_Fragmento de texto_:
- - - - -
Pañcamaḥ paṭalaḥ (Dhyāna) · Verso 130

त्रिकोणाकारतस्तस्याः सुधा क्षरति सन्ततम्।

trikoṇākāratastasyāḥ sudhā kṣarati santatam|

De ella, que tiene forma triangular, fluye continuamente el néctar (sudhā).

La imagen de un néctar que mana sin cesar desde una forma triangular en la coronilla revela una concepción del cuerpo sutil como fuente de amṛta, la inmortalidad. Este flujo no es metafórico: en la fisiología tántrica, el sudhā o néctar lunar desciende desde el sahasrāra y es consumido por el fuego digestivo en el ombligo, causando el envejecimiento. La práctica yóguica busca invertir o preservar este flujo.

El término sudhā, sinónimo de amṛta (am-ṛta, «no-muerte»), designa la sustancia de la inmortalidad. La forma trikoṇākāra —triangular— evoca el triángulo invertido (trikona) asociado al principio femenino (śakti) y a la energía lunar. Este triángulo aparece también en la iconografía del yoni y en la geometría del śrīyantra, sugiriendo una conexión entre la anatomía sutil y la cosmología tántrica.

Prácticas como viparītakaraṇī (la postura invertida) y khecarīmudrā están diseñadas precisamente para capturar este néctar antes de que se consuma. El Haṭhapradīpikā dedica pasajes significativos a este tema. Comprender este verso ayuda a contextualizar por qué ciertas posturas y mudrā-s tienen un propósito anti-envejecimiento en la literatura clásica del Hatha Yoga.
- - - - -
_Material proporcionado_:
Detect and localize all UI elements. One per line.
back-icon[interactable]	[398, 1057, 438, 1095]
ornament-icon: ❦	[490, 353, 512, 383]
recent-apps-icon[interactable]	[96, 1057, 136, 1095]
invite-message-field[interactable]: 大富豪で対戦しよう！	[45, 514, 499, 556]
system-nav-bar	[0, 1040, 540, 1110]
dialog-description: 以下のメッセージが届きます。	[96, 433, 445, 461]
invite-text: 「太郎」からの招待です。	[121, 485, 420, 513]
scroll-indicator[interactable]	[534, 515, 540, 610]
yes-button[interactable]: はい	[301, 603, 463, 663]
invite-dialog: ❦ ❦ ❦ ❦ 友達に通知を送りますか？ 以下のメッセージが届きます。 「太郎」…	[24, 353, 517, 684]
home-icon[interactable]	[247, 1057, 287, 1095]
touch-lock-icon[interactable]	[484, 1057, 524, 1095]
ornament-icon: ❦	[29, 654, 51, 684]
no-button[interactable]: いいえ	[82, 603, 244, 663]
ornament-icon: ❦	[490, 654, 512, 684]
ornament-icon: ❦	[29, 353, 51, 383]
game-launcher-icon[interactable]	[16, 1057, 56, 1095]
- - - - -
_Tareas y ejercicios_:
1. Según el texto sobre el verso 130, ¿qué consume el sudhā o néctar lunar, y en qué parte del cuerpo?
2. Reproduce sin cambios el pasaje del texto sobre el verso 130 que va desde «Pañcamaḥ paṭalaḥ (Dhyāna)» hasta «el néctar (sudhā).».

_Respuestas a tareas_:
1. Lo consume el fuego digestivo en el ombligo.

2.
Pañcamaḥ paṭalaḥ (Dhyāna) · Verso 130

त्रिकोणाकारतस्तस्याः सुधा क्षरति सन्ततम्।

trikoṇākāratastasyāḥ sudhā kṣarati santatam|

De ella, que tiene forma triangular, fluye continuamente el néctar (sudhā).